» **TASK REQUIREMENTS**
Return every line of the listing below, unchanged and in the same order.

Layout annotation data
++++++++++

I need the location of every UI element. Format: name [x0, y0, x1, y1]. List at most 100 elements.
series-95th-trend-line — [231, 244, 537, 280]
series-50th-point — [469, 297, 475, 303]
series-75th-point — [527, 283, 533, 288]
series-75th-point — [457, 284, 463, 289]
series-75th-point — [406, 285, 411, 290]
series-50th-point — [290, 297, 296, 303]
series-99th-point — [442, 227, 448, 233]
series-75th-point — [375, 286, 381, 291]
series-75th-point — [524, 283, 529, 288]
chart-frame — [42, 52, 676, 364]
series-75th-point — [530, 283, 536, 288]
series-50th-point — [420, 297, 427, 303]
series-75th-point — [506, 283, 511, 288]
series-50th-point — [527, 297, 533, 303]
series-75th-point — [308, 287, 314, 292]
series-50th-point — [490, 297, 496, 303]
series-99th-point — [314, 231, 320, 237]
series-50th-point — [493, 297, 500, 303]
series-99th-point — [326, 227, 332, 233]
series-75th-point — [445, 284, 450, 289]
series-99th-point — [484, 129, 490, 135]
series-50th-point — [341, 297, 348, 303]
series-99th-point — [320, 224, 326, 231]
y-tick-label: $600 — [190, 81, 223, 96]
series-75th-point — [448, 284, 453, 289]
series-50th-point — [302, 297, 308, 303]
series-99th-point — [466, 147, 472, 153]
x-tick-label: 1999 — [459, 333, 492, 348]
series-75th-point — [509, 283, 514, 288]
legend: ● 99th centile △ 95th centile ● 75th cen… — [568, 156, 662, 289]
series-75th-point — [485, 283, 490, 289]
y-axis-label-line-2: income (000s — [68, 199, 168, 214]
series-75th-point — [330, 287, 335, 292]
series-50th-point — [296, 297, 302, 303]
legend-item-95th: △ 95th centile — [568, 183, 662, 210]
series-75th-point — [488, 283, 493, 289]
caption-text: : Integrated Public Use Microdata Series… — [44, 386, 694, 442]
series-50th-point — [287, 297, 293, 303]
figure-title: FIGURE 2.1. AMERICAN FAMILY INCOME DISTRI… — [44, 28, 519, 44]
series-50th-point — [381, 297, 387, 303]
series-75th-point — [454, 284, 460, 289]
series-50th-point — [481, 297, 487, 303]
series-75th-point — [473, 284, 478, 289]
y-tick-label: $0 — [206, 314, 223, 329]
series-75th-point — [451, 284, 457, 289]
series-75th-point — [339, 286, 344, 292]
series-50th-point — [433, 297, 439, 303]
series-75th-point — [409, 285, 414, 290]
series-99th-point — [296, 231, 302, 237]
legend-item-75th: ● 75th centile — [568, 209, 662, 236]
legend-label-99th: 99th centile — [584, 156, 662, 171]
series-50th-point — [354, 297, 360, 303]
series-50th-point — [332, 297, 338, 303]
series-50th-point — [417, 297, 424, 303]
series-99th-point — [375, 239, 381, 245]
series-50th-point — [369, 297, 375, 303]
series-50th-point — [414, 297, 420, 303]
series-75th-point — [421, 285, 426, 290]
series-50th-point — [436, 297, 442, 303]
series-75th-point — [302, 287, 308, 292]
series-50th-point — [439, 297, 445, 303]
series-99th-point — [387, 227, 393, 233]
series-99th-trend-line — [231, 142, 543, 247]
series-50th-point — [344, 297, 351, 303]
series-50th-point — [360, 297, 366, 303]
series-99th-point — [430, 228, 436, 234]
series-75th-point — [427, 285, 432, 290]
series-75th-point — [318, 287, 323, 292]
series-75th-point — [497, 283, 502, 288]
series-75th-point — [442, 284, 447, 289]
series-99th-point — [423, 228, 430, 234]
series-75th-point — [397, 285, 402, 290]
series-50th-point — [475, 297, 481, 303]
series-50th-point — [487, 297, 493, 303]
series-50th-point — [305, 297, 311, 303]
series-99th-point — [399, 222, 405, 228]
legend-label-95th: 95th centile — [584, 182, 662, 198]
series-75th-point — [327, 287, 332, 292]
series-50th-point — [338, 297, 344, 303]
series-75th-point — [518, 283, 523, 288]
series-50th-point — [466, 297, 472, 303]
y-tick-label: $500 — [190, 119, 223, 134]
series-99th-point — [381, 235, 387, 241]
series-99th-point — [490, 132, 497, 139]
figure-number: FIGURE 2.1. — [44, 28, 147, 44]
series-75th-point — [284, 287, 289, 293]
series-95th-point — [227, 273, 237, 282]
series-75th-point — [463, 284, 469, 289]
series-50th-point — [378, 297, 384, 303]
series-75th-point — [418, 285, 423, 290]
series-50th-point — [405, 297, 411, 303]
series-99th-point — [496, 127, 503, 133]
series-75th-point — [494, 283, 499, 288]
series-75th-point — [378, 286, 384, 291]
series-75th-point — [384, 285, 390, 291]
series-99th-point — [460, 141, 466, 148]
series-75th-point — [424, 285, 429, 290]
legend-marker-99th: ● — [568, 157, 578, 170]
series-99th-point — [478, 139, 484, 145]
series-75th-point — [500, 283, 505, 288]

++++++++++

» **SOLVED PROBLEM**
I need the location of every UI element. Format: name [x0, y0, x1, y1]. List at most 100 elements.
series-95th-trend-line — [231, 244, 537, 280]
series-50th-point — [469, 297, 475, 303]
series-75th-point — [527, 283, 533, 288]
series-75th-point — [457, 284, 463, 289]
series-75th-point — [406, 285, 411, 290]
series-50th-point — [290, 297, 296, 303]
series-99th-point — [442, 227, 448, 233]
series-75th-point — [375, 286, 381, 291]
series-75th-point — [524, 283, 529, 288]
chart-frame — [42, 52, 676, 364]
series-75th-point — [530, 283, 536, 288]
series-50th-point — [420, 297, 427, 303]
series-75th-point — [506, 283, 511, 288]
series-50th-point — [527, 297, 533, 303]
series-75th-point — [308, 287, 314, 292]
series-50th-point — [490, 297, 496, 303]
series-99th-point — [314, 231, 320, 237]
series-50th-point — [493, 297, 500, 303]
series-99th-point — [326, 227, 332, 233]
series-75th-point — [445, 284, 450, 289]
series-99th-point — [484, 129, 490, 135]
series-50th-point — [341, 297, 348, 303]
series-99th-point — [320, 224, 326, 231]
y-tick-label: $600 — [190, 81, 223, 96]
series-75th-point — [448, 284, 453, 289]
series-50th-point — [302, 297, 308, 303]
series-99th-point — [466, 147, 472, 153]
x-tick-label: 1999 — [459, 333, 492, 348]
series-75th-point — [509, 283, 514, 288]
legend: ● 99th centile △ 95th centile ● 75th cen… — [568, 156, 662, 289]
series-75th-point — [485, 283, 490, 289]
y-axis-label-line-2: income (000s — [68, 199, 168, 214]
series-75th-point — [330, 287, 335, 292]
series-50th-point — [296, 297, 302, 303]
legend-item-95th: △ 95th centile — [568, 183, 662, 210]
series-75th-point — [488, 283, 493, 289]
caption-text: : Integrated Public Use Microdata Series… — [44, 386, 694, 442]
series-50th-point — [287, 297, 293, 303]
figure-title: FIGURE 2.1. AMERICAN FAMILY INCOME DISTRI… — [44, 28, 519, 44]
series-50th-point — [381, 297, 387, 303]
series-75th-point — [454, 284, 460, 289]
series-50th-point — [481, 297, 487, 303]
series-75th-point — [473, 284, 478, 289]
y-tick-label: $0 — [206, 314, 223, 329]
series-75th-point — [451, 284, 457, 289]
series-75th-point — [339, 286, 344, 292]
series-50th-point — [433, 297, 439, 303]
series-75th-point — [409, 285, 414, 290]
series-99th-point — [296, 231, 302, 237]
legend-item-75th: ● 75th centile — [568, 209, 662, 236]
legend-label-99th: 99th centile — [584, 156, 662, 171]
series-50th-point — [354, 297, 360, 303]
series-50th-point — [332, 297, 338, 303]
series-50th-point — [417, 297, 424, 303]
series-99th-point — [375, 239, 381, 245]
series-50th-point — [369, 297, 375, 303]
series-50th-point — [414, 297, 420, 303]
series-75th-point — [421, 285, 426, 290]
series-50th-point — [436, 297, 442, 303]
series-75th-point — [302, 287, 308, 292]
series-50th-point — [439, 297, 445, 303]
series-99th-point — [387, 227, 393, 233]
series-99th-trend-line — [231, 142, 543, 247]
series-50th-point — [344, 297, 351, 303]
series-50th-point — [360, 297, 366, 303]
series-99th-point — [430, 228, 436, 234]
series-75th-point — [427, 285, 432, 290]
series-75th-point — [318, 287, 323, 292]
series-75th-point — [497, 283, 502, 288]
series-75th-point — [442, 284, 447, 289]
series-99th-point — [423, 228, 430, 234]
series-75th-point — [397, 285, 402, 290]
series-50th-point — [475, 297, 481, 303]
series-50th-point — [487, 297, 493, 303]
series-50th-point — [305, 297, 311, 303]
series-99th-point — [399, 222, 405, 228]
legend-label-95th: 95th centile — [584, 182, 662, 198]
series-75th-point — [327, 287, 332, 292]
series-50th-point — [338, 297, 344, 303]
series-75th-point — [518, 283, 523, 288]
series-50th-point — [466, 297, 472, 303]
y-tick-label: $500 — [190, 119, 223, 134]
series-99th-point — [381, 235, 387, 241]
series-99th-point — [490, 132, 497, 139]
figure-number: FIGURE 2.1. — [44, 28, 147, 44]
series-75th-point — [284, 287, 289, 293]
series-95th-point — [227, 273, 237, 282]
series-75th-point — [463, 284, 469, 289]
series-50th-point — [378, 297, 384, 303]
series-75th-point — [418, 285, 423, 290]
series-50th-point — [405, 297, 411, 303]
series-99th-point — [496, 127, 503, 133]
series-75th-point — [494, 283, 499, 288]
series-75th-point — [378, 286, 384, 291]
series-75th-point — [384, 285, 390, 291]
series-99th-point — [460, 141, 466, 148]
series-75th-point — [424, 285, 429, 290]
legend-marker-99th: ● — [568, 157, 578, 170]
series-99th-point — [478, 139, 484, 145]
series-75th-point — [500, 283, 505, 288]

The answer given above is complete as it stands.